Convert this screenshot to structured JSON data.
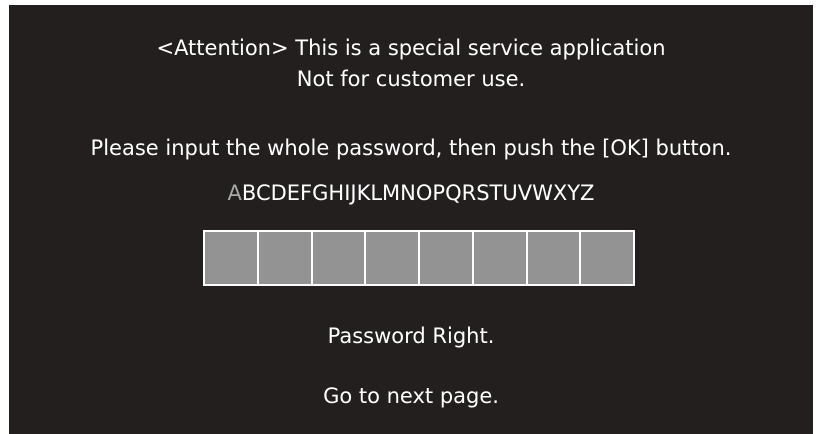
{
  "notice": {
    "line1": "<Attention> This is a special service application",
    "line2": "Not for customer use."
  },
  "instruction": "Please input the whole password, then push the [OK] button.",
  "alphabet": {
    "selected_letter": "A",
    "remaining_letters": "BCDEFGHIJKLMNOPQRSTUVWXYZ"
  },
  "password_cells": [
    "",
    "",
    "",
    "",
    "",
    "",
    "",
    ""
  ],
  "status": {
    "result": "Password Right.",
    "next": "Go to next page."
  },
  "colors": {
    "background": "#231f1f",
    "text": "#ffffff",
    "selected_letter": "#a8a8a8",
    "cell_fill": "#939393",
    "cell_border": "#ffffff"
  }
}
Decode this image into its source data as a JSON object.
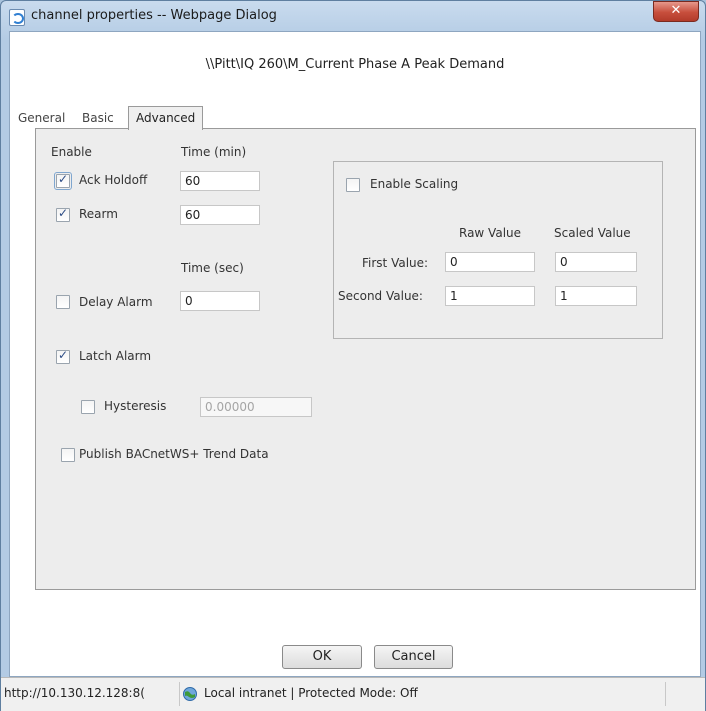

Task details =
Omit the pictures. Transcribe every record exactly.

Response for this exercise =
Convert this screenshot to structured JSON data.
{
  "notice": {
    "line1": "<Attention> This is a special service application",
    "line2": "Not for customer use."
  },
  "instruction": "Please input the whole password, then push the [OK] button.",
  "alphabet": {
    "selected_letter": "A",
    "remaining_letters": "BCDEFGHIJKLMNOPQRSTUVWXYZ"
  },
  "password_cells": [
    "",
    "",
    "",
    "",
    "",
    "",
    "",
    ""
  ],
  "status": {
    "result": "Password Right.",
    "next": "Go to next page."
  },
  "colors": {
    "background": "#231f1f",
    "text": "#ffffff",
    "selected_letter": "#a8a8a8",
    "cell_fill": "#939393",
    "cell_border": "#ffffff"
  }
}
Decode this image into its source data as a JSON object.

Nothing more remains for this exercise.